■ **Task item**:
Find the string "Receptor" in the entries and copy each line that has it.

■ **Provided data**:
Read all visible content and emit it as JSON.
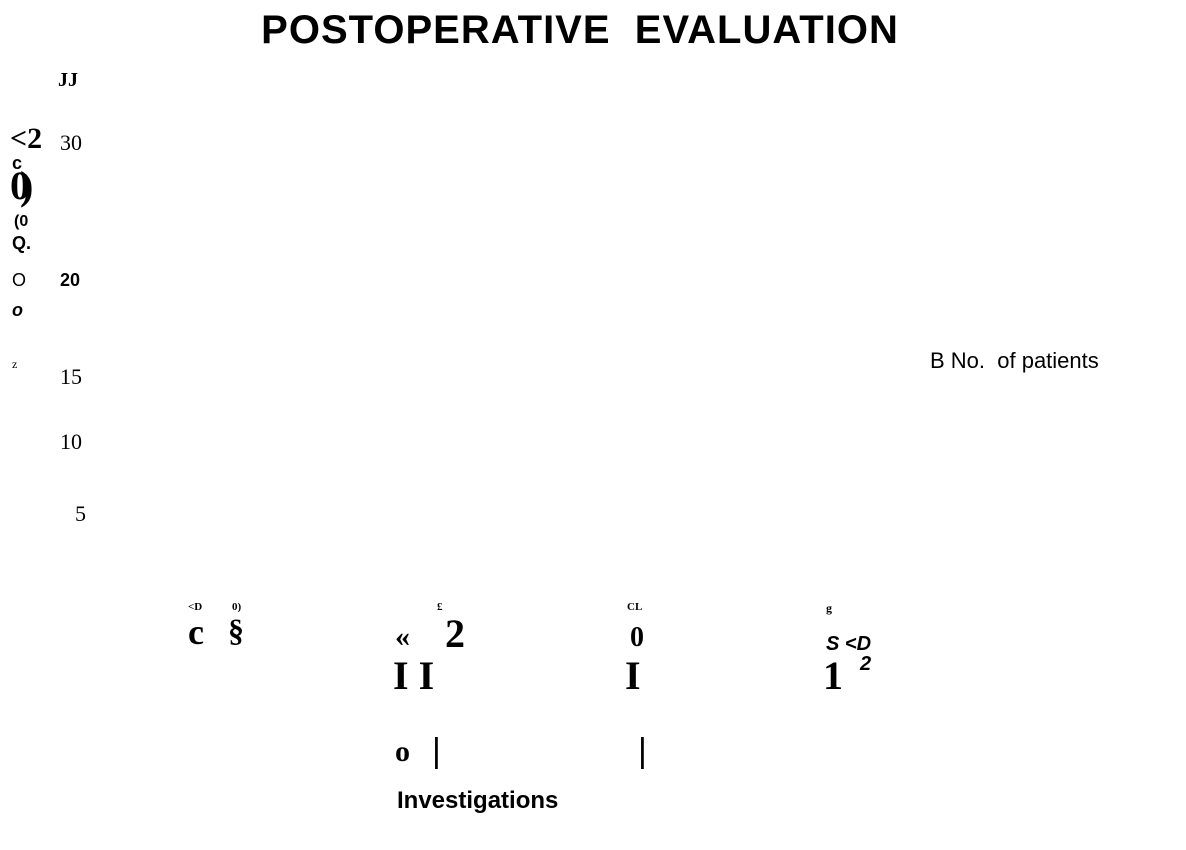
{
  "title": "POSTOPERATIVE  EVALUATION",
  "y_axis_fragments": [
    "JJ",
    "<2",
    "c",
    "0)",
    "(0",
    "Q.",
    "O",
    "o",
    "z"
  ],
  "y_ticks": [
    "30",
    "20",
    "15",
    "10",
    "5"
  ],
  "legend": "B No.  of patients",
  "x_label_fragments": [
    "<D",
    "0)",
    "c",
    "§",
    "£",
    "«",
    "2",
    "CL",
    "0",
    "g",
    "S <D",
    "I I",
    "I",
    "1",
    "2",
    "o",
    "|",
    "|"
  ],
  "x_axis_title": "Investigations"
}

...

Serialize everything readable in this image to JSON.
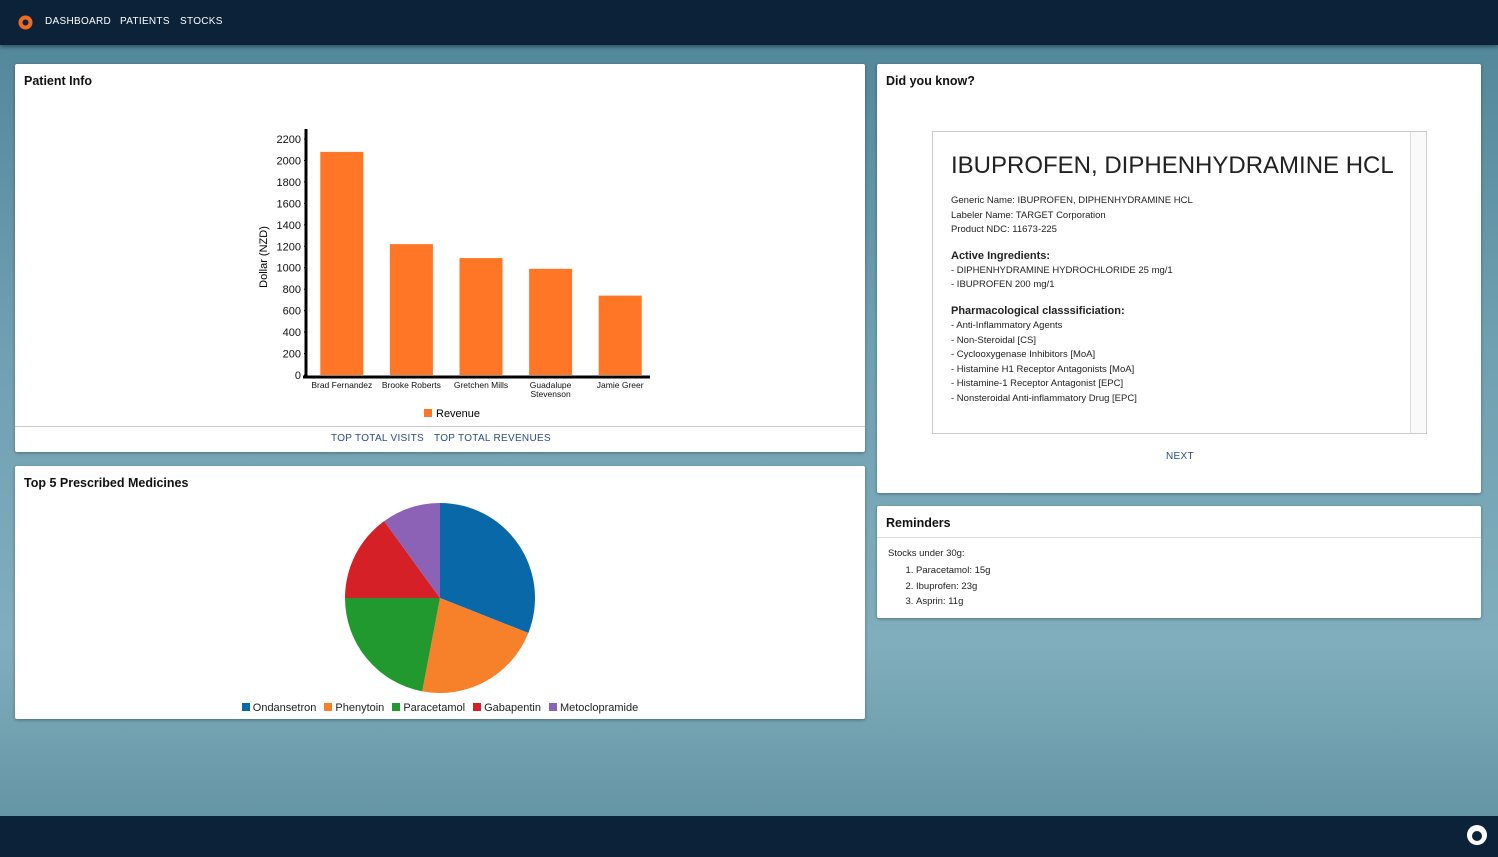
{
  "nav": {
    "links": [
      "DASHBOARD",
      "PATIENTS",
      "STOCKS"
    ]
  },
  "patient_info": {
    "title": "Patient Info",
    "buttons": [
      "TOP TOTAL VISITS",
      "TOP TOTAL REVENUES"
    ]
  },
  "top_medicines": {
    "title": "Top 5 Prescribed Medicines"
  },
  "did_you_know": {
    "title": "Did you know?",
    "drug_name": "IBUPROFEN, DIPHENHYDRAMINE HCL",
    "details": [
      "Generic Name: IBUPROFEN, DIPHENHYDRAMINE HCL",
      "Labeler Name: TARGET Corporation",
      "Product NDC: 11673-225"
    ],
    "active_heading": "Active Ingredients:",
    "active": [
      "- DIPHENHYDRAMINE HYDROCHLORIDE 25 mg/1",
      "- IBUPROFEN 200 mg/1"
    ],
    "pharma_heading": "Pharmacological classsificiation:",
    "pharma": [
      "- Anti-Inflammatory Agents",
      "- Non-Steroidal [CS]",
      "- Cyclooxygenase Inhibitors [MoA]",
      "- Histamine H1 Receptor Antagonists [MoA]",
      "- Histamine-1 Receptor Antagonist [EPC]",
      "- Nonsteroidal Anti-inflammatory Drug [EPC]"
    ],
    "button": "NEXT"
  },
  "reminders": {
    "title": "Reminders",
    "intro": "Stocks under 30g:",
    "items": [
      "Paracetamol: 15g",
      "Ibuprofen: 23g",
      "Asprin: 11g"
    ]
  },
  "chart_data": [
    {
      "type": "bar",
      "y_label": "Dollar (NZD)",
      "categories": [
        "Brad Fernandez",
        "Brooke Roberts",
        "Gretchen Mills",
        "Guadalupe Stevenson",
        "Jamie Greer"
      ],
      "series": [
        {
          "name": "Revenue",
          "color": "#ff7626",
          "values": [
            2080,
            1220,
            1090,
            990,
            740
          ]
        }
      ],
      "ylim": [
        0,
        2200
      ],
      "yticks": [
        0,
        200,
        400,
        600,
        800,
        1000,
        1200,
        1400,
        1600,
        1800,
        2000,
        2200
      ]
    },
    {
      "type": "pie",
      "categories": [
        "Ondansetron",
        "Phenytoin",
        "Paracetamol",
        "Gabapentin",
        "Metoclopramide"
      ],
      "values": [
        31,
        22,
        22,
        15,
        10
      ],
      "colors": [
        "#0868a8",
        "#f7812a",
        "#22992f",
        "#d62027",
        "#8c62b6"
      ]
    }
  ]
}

--

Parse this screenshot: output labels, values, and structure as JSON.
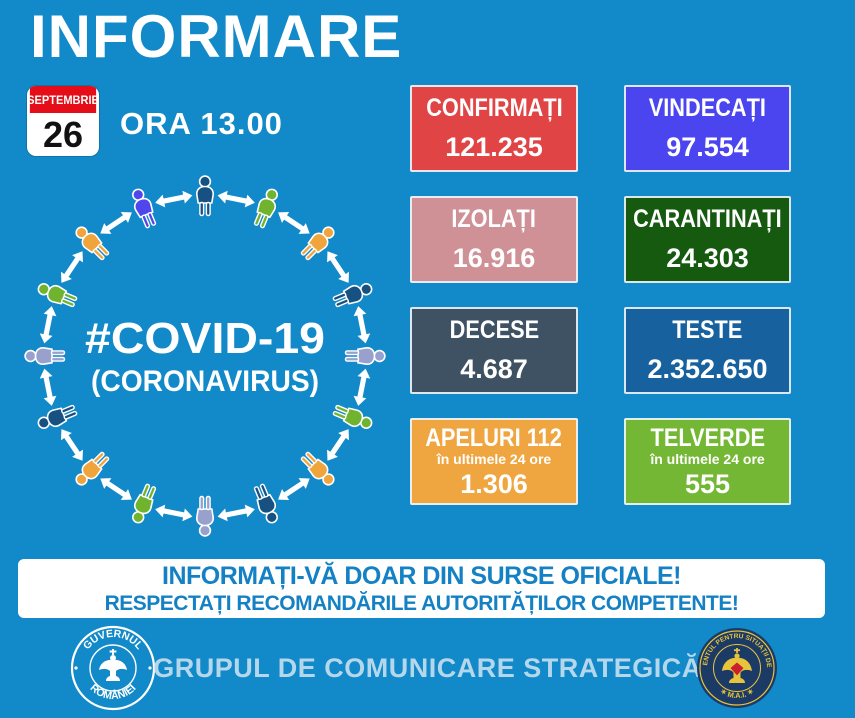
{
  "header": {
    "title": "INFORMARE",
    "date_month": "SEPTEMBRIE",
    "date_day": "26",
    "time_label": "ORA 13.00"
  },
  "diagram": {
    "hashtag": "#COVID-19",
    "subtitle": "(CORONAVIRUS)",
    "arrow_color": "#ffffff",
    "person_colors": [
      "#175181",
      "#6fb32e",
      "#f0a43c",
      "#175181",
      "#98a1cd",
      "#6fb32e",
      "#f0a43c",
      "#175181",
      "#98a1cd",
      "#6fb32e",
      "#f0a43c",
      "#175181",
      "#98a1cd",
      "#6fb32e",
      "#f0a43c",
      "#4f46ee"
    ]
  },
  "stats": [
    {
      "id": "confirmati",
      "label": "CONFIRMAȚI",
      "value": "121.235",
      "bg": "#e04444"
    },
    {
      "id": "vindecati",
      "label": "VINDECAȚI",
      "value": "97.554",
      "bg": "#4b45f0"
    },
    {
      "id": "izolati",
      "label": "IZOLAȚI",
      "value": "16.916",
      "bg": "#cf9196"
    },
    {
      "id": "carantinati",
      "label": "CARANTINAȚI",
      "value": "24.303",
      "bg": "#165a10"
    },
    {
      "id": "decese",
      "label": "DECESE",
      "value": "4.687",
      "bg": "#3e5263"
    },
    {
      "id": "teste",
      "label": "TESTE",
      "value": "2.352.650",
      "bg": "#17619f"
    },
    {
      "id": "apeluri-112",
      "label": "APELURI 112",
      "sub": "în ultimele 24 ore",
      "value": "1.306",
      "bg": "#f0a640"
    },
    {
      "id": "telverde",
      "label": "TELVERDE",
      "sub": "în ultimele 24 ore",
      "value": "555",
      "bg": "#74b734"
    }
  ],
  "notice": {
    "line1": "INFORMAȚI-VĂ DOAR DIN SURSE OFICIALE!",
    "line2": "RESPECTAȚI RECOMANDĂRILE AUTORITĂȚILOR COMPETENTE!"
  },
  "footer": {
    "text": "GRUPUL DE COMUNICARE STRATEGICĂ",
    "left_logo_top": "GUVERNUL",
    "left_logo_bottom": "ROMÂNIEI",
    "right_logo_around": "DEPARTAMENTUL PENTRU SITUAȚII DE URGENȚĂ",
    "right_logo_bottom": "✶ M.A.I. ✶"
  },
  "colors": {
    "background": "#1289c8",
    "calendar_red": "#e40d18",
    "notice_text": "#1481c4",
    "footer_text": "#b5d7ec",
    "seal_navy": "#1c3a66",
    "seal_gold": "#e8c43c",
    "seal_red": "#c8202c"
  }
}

■ **Problem solution**:
      "- Histamine H1 Receptor Antagonists [MoA]",
      "- Histamine-1 Receptor Antagonist [EPC]",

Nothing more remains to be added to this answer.